— Start of TASK DATA —

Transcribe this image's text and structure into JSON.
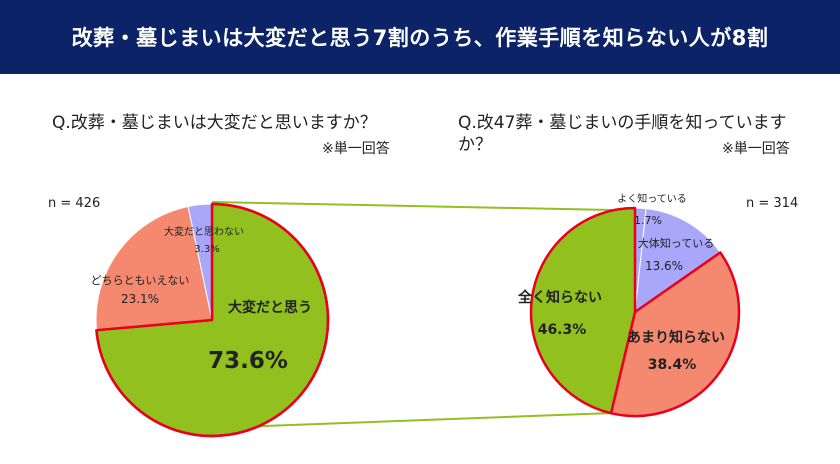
{
  "header": {
    "title": "改葬・墓じまいは大変だと思う7割のうち、作業手順を知らない人が8割"
  },
  "left": {
    "question": "Q.改葬・墓じまいは大変だと思いますか？",
    "note": "※単一回答",
    "n_label": "n = 426"
  },
  "right": {
    "question_line1": "Q.改47葬・墓じまいの手順を知っています",
    "question_line2": "か？",
    "note": "※単一回答",
    "n_label": "n = 314"
  },
  "colors": {
    "green": "#92c01f",
    "salmon": "#f4896f",
    "lavender": "#a8a7fa",
    "red_outline": "#e8001c",
    "connector": "#92c01f",
    "header_bg": "#0c2467"
  },
  "chart_data": [
    {
      "type": "pie",
      "n": 426,
      "slices": [
        {
          "label": "大変だと思う",
          "value": 73.6,
          "display": "73.6%"
        },
        {
          "label": "どちらともいえない",
          "value": 23.1,
          "display": "23.1%"
        },
        {
          "label": "大変だと思わない",
          "value": 3.3,
          "display": "3.3%"
        }
      ]
    },
    {
      "type": "pie",
      "n": 314,
      "slices": [
        {
          "label": "よく知っている",
          "value": 1.7,
          "display": "1.7%"
        },
        {
          "label": "大体知っている",
          "value": 13.6,
          "display": "13.6%"
        },
        {
          "label": "あまり知らない",
          "value": 38.4,
          "display": "38.4%"
        },
        {
          "label": "全く知らない",
          "value": 46.3,
          "display": "46.3%"
        }
      ]
    }
  ]
}
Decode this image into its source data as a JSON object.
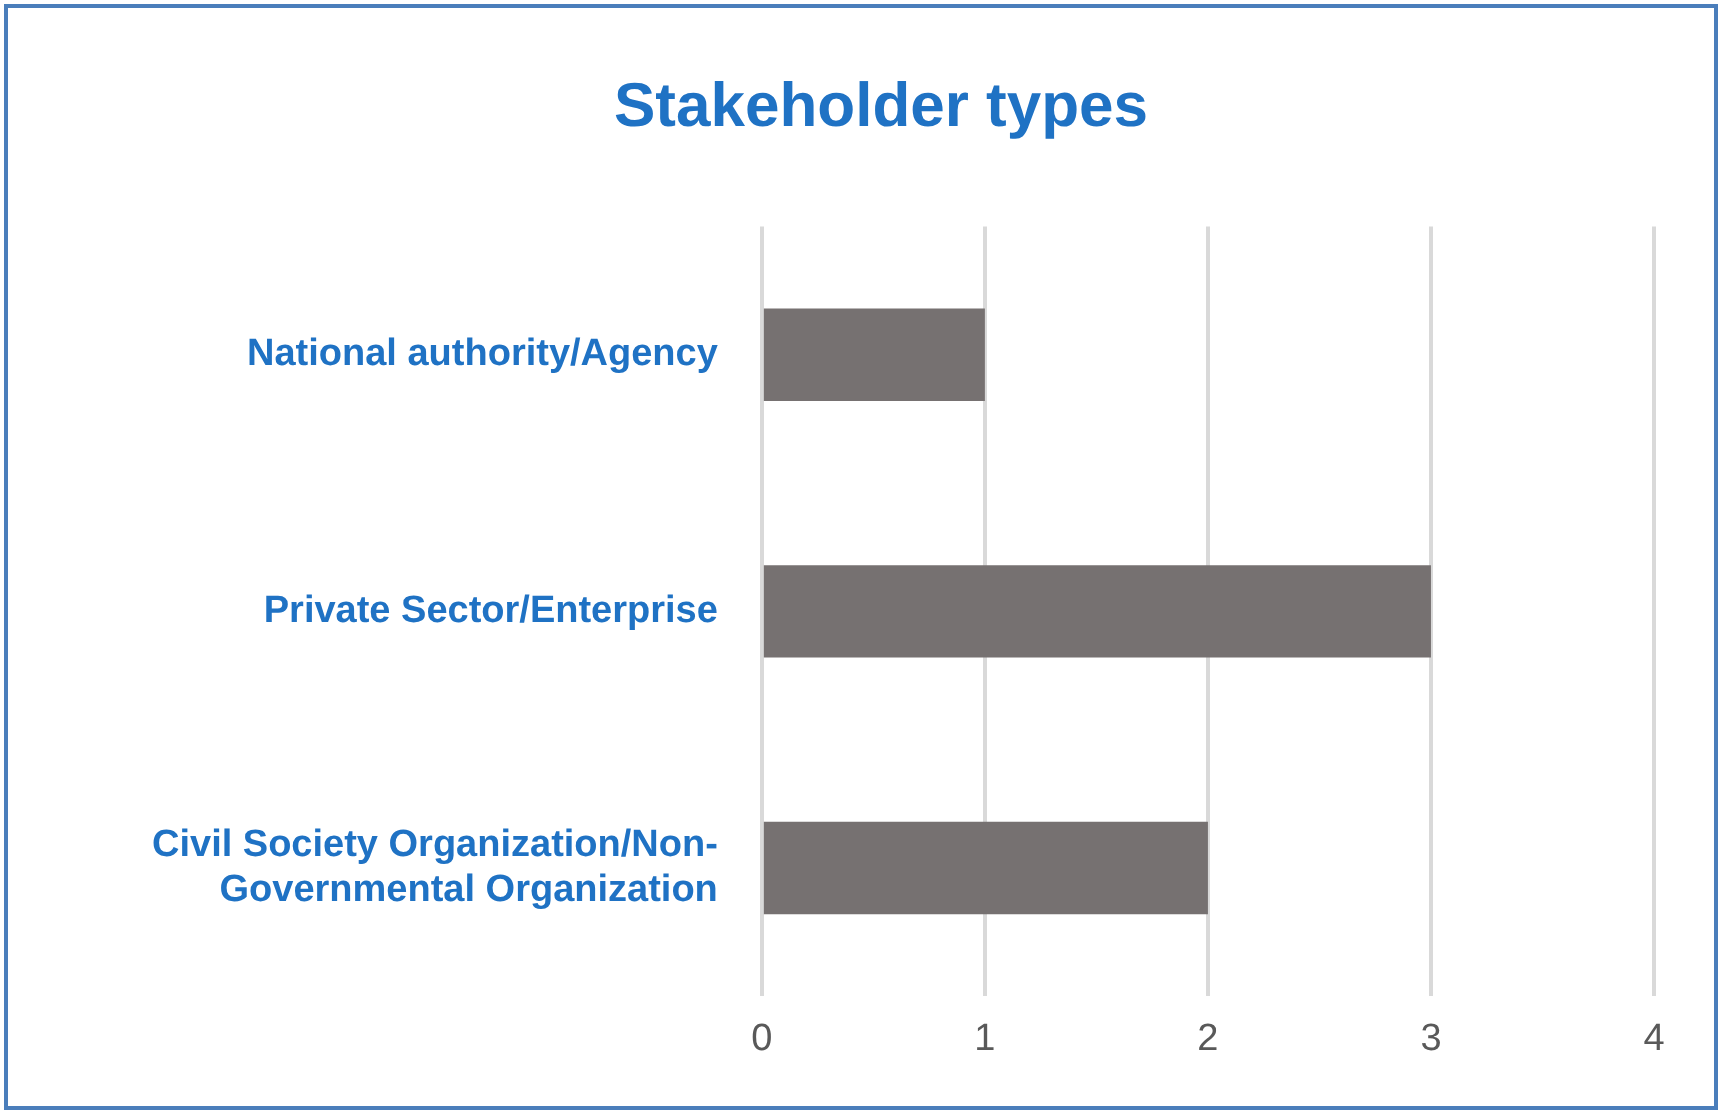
{
  "chart_data": {
    "type": "bar",
    "orientation": "horizontal",
    "title": "Stakeholder types",
    "categories": [
      "National authority/Agency",
      "Private Sector/Enterprise",
      "Civil Society Organization/Non-Governmental Organization"
    ],
    "values": [
      1,
      3,
      2
    ],
    "color": "#767171",
    "xlim": [
      0,
      4
    ],
    "xticks": [
      0,
      1,
      2,
      3,
      4
    ],
    "grid": "x",
    "legend": false
  }
}
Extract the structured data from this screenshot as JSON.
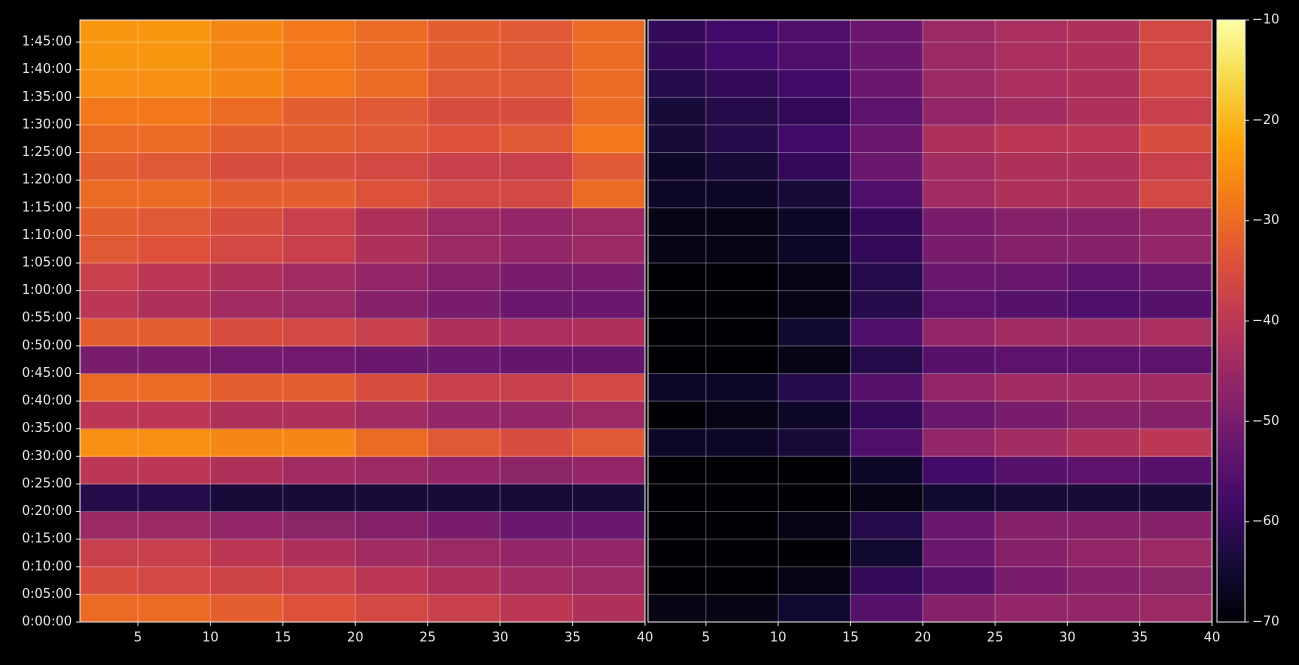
{
  "chart_data": [
    {
      "type": "heatmap",
      "colormap": "inferno",
      "grid": true,
      "x_edges": [
        1,
        5,
        10,
        15,
        20,
        25,
        30,
        35,
        40
      ],
      "y_edges": [
        0,
        300,
        600,
        900,
        1200,
        1500,
        1800,
        2100,
        2400,
        2700,
        3000,
        3300,
        3600,
        3900,
        4200,
        4500,
        4800,
        5100,
        5400,
        5700,
        6000,
        6300,
        6540
      ],
      "xlim": [
        1,
        40
      ],
      "ylim": [
        0,
        6540
      ],
      "xticks": [
        5,
        10,
        15,
        20,
        25,
        30,
        35,
        40
      ],
      "yticks": [
        {
          "value": 0,
          "label": "0:00:00"
        },
        {
          "value": 300,
          "label": "0:05:00"
        },
        {
          "value": 600,
          "label": "0:10:00"
        },
        {
          "value": 900,
          "label": "0:15:00"
        },
        {
          "value": 1200,
          "label": "0:20:00"
        },
        {
          "value": 1500,
          "label": "0:25:00"
        },
        {
          "value": 1800,
          "label": "0:30:00"
        },
        {
          "value": 2100,
          "label": "0:35:00"
        },
        {
          "value": 2400,
          "label": "0:40:00"
        },
        {
          "value": 2700,
          "label": "0:45:00"
        },
        {
          "value": 3000,
          "label": "0:50:00"
        },
        {
          "value": 3300,
          "label": "0:55:00"
        },
        {
          "value": 3600,
          "label": "1:00:00"
        },
        {
          "value": 3900,
          "label": "1:05:00"
        },
        {
          "value": 4200,
          "label": "1:10:00"
        },
        {
          "value": 4500,
          "label": "1:15:00"
        },
        {
          "value": 4800,
          "label": "1:20:00"
        },
        {
          "value": 5100,
          "label": "1:25:00"
        },
        {
          "value": 5400,
          "label": "1:30:00"
        },
        {
          "value": 5700,
          "label": "1:35:00"
        },
        {
          "value": 6000,
          "label": "1:40:00"
        },
        {
          "value": 6300,
          "label": "1:45:00"
        }
      ],
      "values": [
        [
          -30,
          -30,
          -32,
          -34,
          -36,
          -38,
          -40,
          -42
        ],
        [
          -35,
          -36,
          -37,
          -38,
          -40,
          -42,
          -44,
          -45
        ],
        [
          -38,
          -38,
          -40,
          -42,
          -44,
          -45,
          -46,
          -46
        ],
        [
          -45,
          -45,
          -46,
          -47,
          -48,
          -50,
          -52,
          -52
        ],
        [
          -62,
          -62,
          -64,
          -64,
          -64,
          -64,
          -64,
          -64
        ],
        [
          -40,
          -40,
          -42,
          -44,
          -45,
          -46,
          -47,
          -46
        ],
        [
          -25,
          -25,
          -26,
          -26,
          -30,
          -33,
          -35,
          -33
        ],
        [
          -40,
          -40,
          -42,
          -42,
          -44,
          -46,
          -46,
          -45
        ],
        [
          -30,
          -30,
          -32,
          -32,
          -35,
          -38,
          -38,
          -36
        ],
        [
          -50,
          -50,
          -51,
          -51,
          -52,
          -52,
          -53,
          -53
        ],
        [
          -32,
          -32,
          -35,
          -36,
          -38,
          -42,
          -43,
          -42
        ],
        [
          -40,
          -42,
          -44,
          -45,
          -48,
          -50,
          -52,
          -52
        ],
        [
          -38,
          -40,
          -42,
          -44,
          -46,
          -48,
          -50,
          -50
        ],
        [
          -33,
          -34,
          -36,
          -38,
          -42,
          -45,
          -46,
          -45
        ],
        [
          -32,
          -33,
          -35,
          -38,
          -42,
          -45,
          -46,
          -45
        ],
        [
          -30,
          -30,
          -32,
          -32,
          -34,
          -36,
          -36,
          -30
        ],
        [
          -32,
          -33,
          -35,
          -35,
          -36,
          -38,
          -38,
          -33
        ],
        [
          -30,
          -30,
          -32,
          -32,
          -33,
          -34,
          -33,
          -28
        ],
        [
          -28,
          -28,
          -30,
          -32,
          -33,
          -35,
          -35,
          -30
        ],
        [
          -25,
          -25,
          -26,
          -28,
          -30,
          -33,
          -33,
          -30
        ],
        [
          -24,
          -24,
          -26,
          -28,
          -30,
          -32,
          -33,
          -30
        ],
        [
          -24,
          -24,
          -26,
          -28,
          -30,
          -32,
          -33,
          -30
        ]
      ]
    },
    {
      "type": "heatmap",
      "colormap": "inferno",
      "grid": true,
      "x_edges": [
        1,
        5,
        10,
        15,
        20,
        25,
        30,
        35,
        40
      ],
      "y_edges": [
        0,
        300,
        600,
        900,
        1200,
        1500,
        1800,
        2100,
        2400,
        2700,
        3000,
        3300,
        3600,
        3900,
        4200,
        4500,
        4800,
        5100,
        5400,
        5700,
        6000,
        6300,
        6540
      ],
      "xlim": [
        1,
        40
      ],
      "ylim": [
        0,
        6540
      ],
      "xticks": [
        5,
        10,
        15,
        20,
        25,
        30,
        35,
        40
      ],
      "clim": [
        -70,
        -10
      ],
      "cticks": [
        {
          "value": -10,
          "label": "−10"
        },
        {
          "value": -20,
          "label": "−20"
        },
        {
          "value": -30,
          "label": "−30"
        },
        {
          "value": -40,
          "label": "−40"
        },
        {
          "value": -50,
          "label": "−50"
        },
        {
          "value": -60,
          "label": "−60"
        },
        {
          "value": -70,
          "label": "−70"
        }
      ],
      "values": [
        [
          -68,
          -68,
          -65,
          -55,
          -48,
          -46,
          -46,
          -45
        ],
        [
          -70,
          -70,
          -68,
          -60,
          -55,
          -50,
          -48,
          -47
        ],
        [
          -70,
          -70,
          -70,
          -65,
          -52,
          -48,
          -46,
          -45
        ],
        [
          -70,
          -70,
          -68,
          -62,
          -52,
          -48,
          -48,
          -48
        ],
        [
          -70,
          -70,
          -70,
          -68,
          -65,
          -64,
          -64,
          -64
        ],
        [
          -70,
          -70,
          -70,
          -66,
          -58,
          -55,
          -54,
          -55
        ],
        [
          -66,
          -66,
          -64,
          -56,
          -46,
          -44,
          -42,
          -40
        ],
        [
          -70,
          -68,
          -66,
          -60,
          -52,
          -50,
          -48,
          -48
        ],
        [
          -66,
          -66,
          -62,
          -55,
          -46,
          -44,
          -44,
          -44
        ],
        [
          -70,
          -70,
          -68,
          -62,
          -55,
          -54,
          -54,
          -54
        ],
        [
          -70,
          -70,
          -65,
          -56,
          -46,
          -44,
          -44,
          -43
        ],
        [
          -70,
          -70,
          -68,
          -62,
          -54,
          -55,
          -56,
          -55
        ],
        [
          -70,
          -70,
          -68,
          -62,
          -52,
          -52,
          -54,
          -52
        ],
        [
          -68,
          -68,
          -66,
          -60,
          -50,
          -48,
          -48,
          -46
        ],
        [
          -68,
          -68,
          -66,
          -60,
          -50,
          -48,
          -48,
          -46
        ],
        [
          -66,
          -66,
          -64,
          -56,
          -44,
          -42,
          -42,
          -36
        ],
        [
          -66,
          -64,
          -60,
          -52,
          -44,
          -42,
          -42,
          -38
        ],
        [
          -64,
          -62,
          -58,
          -52,
          -42,
          -40,
          -40,
          -35
        ],
        [
          -64,
          -62,
          -60,
          -54,
          -46,
          -44,
          -42,
          -38
        ],
        [
          -62,
          -60,
          -58,
          -52,
          -45,
          -43,
          -42,
          -36
        ],
        [
          -60,
          -58,
          -56,
          -52,
          -45,
          -43,
          -42,
          -36
        ],
        [
          -60,
          -58,
          -56,
          -52,
          -45,
          -43,
          -42,
          -36
        ]
      ]
    }
  ]
}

— End of TASK DATA —

**STATED GOAL**
Single out each line of the records above with the string "JSON" in it, and copy it.

**RESULT OF THIS TASK**
Transcribe this image's text and structure into JSON.
Decode this image into its source data as a JSON object.
Extract the structured data from this screenshot as JSON.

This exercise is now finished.